[Saved entries]

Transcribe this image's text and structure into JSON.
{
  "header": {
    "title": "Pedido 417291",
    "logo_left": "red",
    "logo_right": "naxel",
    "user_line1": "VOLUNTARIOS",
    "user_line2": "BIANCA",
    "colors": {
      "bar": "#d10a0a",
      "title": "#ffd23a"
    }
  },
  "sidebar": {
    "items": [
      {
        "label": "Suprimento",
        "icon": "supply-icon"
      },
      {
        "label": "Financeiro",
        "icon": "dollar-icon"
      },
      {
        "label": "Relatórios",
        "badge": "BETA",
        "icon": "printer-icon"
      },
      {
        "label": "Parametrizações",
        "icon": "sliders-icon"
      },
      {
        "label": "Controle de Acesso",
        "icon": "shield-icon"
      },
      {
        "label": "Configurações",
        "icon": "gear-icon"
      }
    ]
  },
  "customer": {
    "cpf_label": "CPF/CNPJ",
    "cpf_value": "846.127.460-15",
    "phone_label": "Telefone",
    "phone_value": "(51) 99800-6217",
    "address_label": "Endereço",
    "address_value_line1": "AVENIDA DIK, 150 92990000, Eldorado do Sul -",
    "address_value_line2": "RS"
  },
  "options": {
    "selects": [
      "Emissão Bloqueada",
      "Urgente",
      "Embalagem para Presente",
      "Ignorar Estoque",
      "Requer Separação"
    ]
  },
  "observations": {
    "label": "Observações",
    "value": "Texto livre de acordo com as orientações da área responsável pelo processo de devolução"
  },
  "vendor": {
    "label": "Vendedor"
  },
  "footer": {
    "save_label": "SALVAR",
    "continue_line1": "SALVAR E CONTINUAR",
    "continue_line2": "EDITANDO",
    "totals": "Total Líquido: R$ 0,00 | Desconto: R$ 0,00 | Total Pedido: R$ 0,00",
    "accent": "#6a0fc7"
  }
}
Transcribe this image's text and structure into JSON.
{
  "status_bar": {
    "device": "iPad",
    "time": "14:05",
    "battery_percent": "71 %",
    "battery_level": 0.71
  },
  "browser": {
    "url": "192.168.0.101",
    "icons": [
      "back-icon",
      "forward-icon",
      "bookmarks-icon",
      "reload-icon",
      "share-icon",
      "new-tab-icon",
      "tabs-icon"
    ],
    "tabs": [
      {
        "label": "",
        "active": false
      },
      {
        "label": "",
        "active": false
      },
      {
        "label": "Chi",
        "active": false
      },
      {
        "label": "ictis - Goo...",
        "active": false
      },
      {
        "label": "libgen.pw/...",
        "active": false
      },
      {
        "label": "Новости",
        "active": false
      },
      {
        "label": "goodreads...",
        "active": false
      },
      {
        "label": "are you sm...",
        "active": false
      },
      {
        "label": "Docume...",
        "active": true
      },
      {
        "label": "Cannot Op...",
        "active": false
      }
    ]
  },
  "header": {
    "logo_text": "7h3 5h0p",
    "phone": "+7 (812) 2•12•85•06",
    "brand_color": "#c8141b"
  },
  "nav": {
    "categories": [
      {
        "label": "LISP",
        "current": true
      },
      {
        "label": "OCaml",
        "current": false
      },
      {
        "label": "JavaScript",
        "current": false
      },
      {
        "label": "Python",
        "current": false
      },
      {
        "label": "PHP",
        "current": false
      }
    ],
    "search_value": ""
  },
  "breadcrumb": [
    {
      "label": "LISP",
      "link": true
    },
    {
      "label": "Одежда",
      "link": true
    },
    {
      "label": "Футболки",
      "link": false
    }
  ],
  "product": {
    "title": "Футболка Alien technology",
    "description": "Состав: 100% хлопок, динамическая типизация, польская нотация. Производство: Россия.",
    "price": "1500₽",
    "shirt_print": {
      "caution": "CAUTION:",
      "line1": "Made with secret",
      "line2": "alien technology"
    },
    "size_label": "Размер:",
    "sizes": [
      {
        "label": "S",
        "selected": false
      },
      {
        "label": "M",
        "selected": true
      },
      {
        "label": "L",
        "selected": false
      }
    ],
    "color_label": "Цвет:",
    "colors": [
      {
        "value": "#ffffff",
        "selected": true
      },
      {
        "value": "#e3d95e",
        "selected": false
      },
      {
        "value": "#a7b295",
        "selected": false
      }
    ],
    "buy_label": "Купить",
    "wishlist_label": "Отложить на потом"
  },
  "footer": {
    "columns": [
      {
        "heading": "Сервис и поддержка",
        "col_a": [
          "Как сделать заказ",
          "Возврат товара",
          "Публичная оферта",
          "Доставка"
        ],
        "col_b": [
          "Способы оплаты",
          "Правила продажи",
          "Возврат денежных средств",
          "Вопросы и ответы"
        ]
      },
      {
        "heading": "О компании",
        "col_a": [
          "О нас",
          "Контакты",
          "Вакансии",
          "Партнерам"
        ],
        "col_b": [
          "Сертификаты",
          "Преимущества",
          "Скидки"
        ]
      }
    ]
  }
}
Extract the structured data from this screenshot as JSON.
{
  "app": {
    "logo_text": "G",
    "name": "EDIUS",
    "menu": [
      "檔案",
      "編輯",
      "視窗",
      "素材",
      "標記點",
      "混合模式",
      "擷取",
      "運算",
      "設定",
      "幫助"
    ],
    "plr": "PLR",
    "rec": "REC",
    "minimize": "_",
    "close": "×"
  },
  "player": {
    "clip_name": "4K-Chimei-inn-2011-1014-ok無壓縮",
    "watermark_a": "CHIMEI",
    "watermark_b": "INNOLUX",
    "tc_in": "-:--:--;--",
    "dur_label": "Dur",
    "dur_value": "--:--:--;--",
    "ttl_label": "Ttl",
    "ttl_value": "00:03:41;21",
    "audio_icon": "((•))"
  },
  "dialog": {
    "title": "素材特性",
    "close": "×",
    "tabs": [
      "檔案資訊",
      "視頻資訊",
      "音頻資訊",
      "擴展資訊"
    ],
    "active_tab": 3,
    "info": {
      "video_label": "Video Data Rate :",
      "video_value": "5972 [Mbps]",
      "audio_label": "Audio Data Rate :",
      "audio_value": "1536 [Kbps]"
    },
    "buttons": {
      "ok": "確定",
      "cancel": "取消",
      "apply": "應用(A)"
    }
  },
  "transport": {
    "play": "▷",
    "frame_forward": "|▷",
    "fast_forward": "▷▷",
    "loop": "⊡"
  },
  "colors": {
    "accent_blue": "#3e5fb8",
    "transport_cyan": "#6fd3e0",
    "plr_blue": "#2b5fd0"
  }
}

_SHORT EXERCISE_
Write out every entry word for word.

_EXERCISE OUTPUT_
Transcribe this image's text and structure into JSON.
{
  "header": {
    "title": "Pedido 417291",
    "logo_left": "red",
    "logo_right": "naxel",
    "user_line1": "VOLUNTARIOS",
    "user_line2": "BIANCA",
    "colors": {
      "bar": "#d10a0a",
      "title": "#ffd23a"
    }
  },
  "sidebar": {
    "items": [
      {
        "label": "Suprimento",
        "icon": "supply-icon"
      },
      {
        "label": "Financeiro",
        "icon": "dollar-icon"
      },
      {
        "label": "Relatórios",
        "badge": "BETA",
        "icon": "printer-icon"
      },
      {
        "label": "Parametrizações",
        "icon": "sliders-icon"
      },
      {
        "label": "Controle de Acesso",
        "icon": "shield-icon"
      },
      {
        "label": "Configurações",
        "icon": "gear-icon"
      }
    ]
  },
  "customer": {
    "cpf_label": "CPF/CNPJ",
    "cpf_value": "846.127.460-15",
    "phone_label": "Telefone",
    "phone_value": "(51) 99800-6217",
    "address_label": "Endereço",
    "address_value_line1": "AVENIDA DIK, 150 92990000, Eldorado do Sul -",
    "address_value_line2": "RS"
  },
  "options": {
    "selects": [
      "Emissão Bloqueada",
      "Urgente",
      "Embalagem para Presente",
      "Ignorar Estoque",
      "Requer Separação"
    ]
  },
  "observations": {
    "label": "Observações",
    "value": "Texto livre de acordo com as orientações da área responsável pelo processo de devolução"
  },
  "vendor": {
    "label": "Vendedor"
  },
  "footer": {
    "save_label": "SALVAR",
    "continue_line1": "SALVAR E CONTINUAR",
    "continue_line2": "EDITANDO",
    "totals": "Total Líquido: R$ 0,00 | Desconto: R$ 0,00 | Total Pedido: R$ 0,00",
    "accent": "#6a0fc7"
  }
}
Transcribe this image's text and structure into JSON.
{
  "status_bar": {
    "device": "iPad",
    "time": "14:05",
    "battery_percent": "71 %",
    "battery_level": 0.71
  },
  "browser": {
    "url": "192.168.0.101",
    "icons": [
      "back-icon",
      "forward-icon",
      "bookmarks-icon",
      "reload-icon",
      "share-icon",
      "new-tab-icon",
      "tabs-icon"
    ],
    "tabs": [
      {
        "label": "",
        "active": false
      },
      {
        "label": "",
        "active": false
      },
      {
        "label": "Chi",
        "active": false
      },
      {
        "label": "ictis - Goo...",
        "active": false
      },
      {
        "label": "libgen.pw/...",
        "active": false
      },
      {
        "label": "Новости",
        "active": false
      },
      {
        "label": "goodreads...",
        "active": false
      },
      {
        "label": "are you sm...",
        "active": false
      },
      {
        "label": "Docume...",
        "active": true
      },
      {
        "label": "Cannot Op...",
        "active": false
      }
    ]
  },
  "header": {
    "logo_text": "7h3 5h0p",
    "phone": "+7 (812) 2•12•85•06",
    "brand_color": "#c8141b"
  },
  "nav": {
    "categories": [
      {
        "label": "LISP",
        "current": true
      },
      {
        "label": "OCaml",
        "current": false
      },
      {
        "label": "JavaScript",
        "current": false
      },
      {
        "label": "Python",
        "current": false
      },
      {
        "label": "PHP",
        "current": false
      }
    ],
    "search_value": ""
  },
  "breadcrumb": [
    {
      "label": "LISP",
      "link": true
    },
    {
      "label": "Одежда",
      "link": true
    },
    {
      "label": "Футболки",
      "link": false
    }
  ],
  "product": {
    "title": "Футболка Alien technology",
    "description": "Состав: 100% хлопок, динамическая типизация, польская нотация. Производство: Россия.",
    "price": "1500₽",
    "shirt_print": {
      "caution": "CAUTION:",
      "line1": "Made with secret",
      "line2": "alien technology"
    },
    "size_label": "Размер:",
    "sizes": [
      {
        "label": "S",
        "selected": false
      },
      {
        "label": "M",
        "selected": true
      },
      {
        "label": "L",
        "selected": false
      }
    ],
    "color_label": "Цвет:",
    "colors": [
      {
        "value": "#ffffff",
        "selected": true
      },
      {
        "value": "#e3d95e",
        "selected": false
      },
      {
        "value": "#a7b295",
        "selected": false
      }
    ],
    "buy_label": "Купить",
    "wishlist_label": "Отложить на потом"
  },
  "footer": {
    "columns": [
      {
        "heading": "Сервис и поддержка",
        "col_a": [
          "Как сделать заказ",
          "Возврат товара",
          "Публичная оферта",
          "Доставка"
        ],
        "col_b": [
          "Способы оплаты",
          "Правила продажи",
          "Возврат денежных средств",
          "Вопросы и ответы"
        ]
      },
      {
        "heading": "О компании",
        "col_a": [
          "О нас",
          "Контакты",
          "Вакансии",
          "Партнерам"
        ],
        "col_b": [
          "Сертификаты",
          "Преимущества",
          "Скидки"
        ]
      }
    ]
  }
}
Extract the structured data from this screenshot as JSON.
{
  "app": {
    "logo_text": "G",
    "name": "EDIUS",
    "menu": [
      "檔案",
      "編輯",
      "視窗",
      "素材",
      "標記點",
      "混合模式",
      "擷取",
      "運算",
      "設定",
      "幫助"
    ],
    "plr": "PLR",
    "rec": "REC",
    "minimize": "_",
    "close": "×"
  },
  "player": {
    "clip_name": "4K-Chimei-inn-2011-1014-ok無壓縮",
    "watermark_a": "CHIMEI",
    "watermark_b": "INNOLUX",
    "tc_in": "-:--:--;--",
    "dur_label": "Dur",
    "dur_value": "--:--:--;--",
    "ttl_label": "Ttl",
    "ttl_value": "00:03:41;21",
    "audio_icon": "((•))"
  },
  "dialog": {
    "title": "素材特性",
    "close": "×",
    "tabs": [
      "檔案資訊",
      "視頻資訊",
      "音頻資訊",
      "擴展資訊"
    ],
    "active_tab": 3,
    "info": {
      "video_label": "Video Data Rate :",
      "video_value": "5972 [Mbps]",
      "audio_label": "Audio Data Rate :",
      "audio_value": "1536 [Kbps]"
    },
    "buttons": {
      "ok": "確定",
      "cancel": "取消",
      "apply": "應用(A)"
    }
  },
  "transport": {
    "play": "▷",
    "frame_forward": "|▷",
    "fast_forward": "▷▷",
    "loop": "⊡"
  },
  "colors": {
    "accent_blue": "#3e5fb8",
    "transport_cyan": "#6fd3e0",
    "plr_blue": "#2b5fd0"
  }
}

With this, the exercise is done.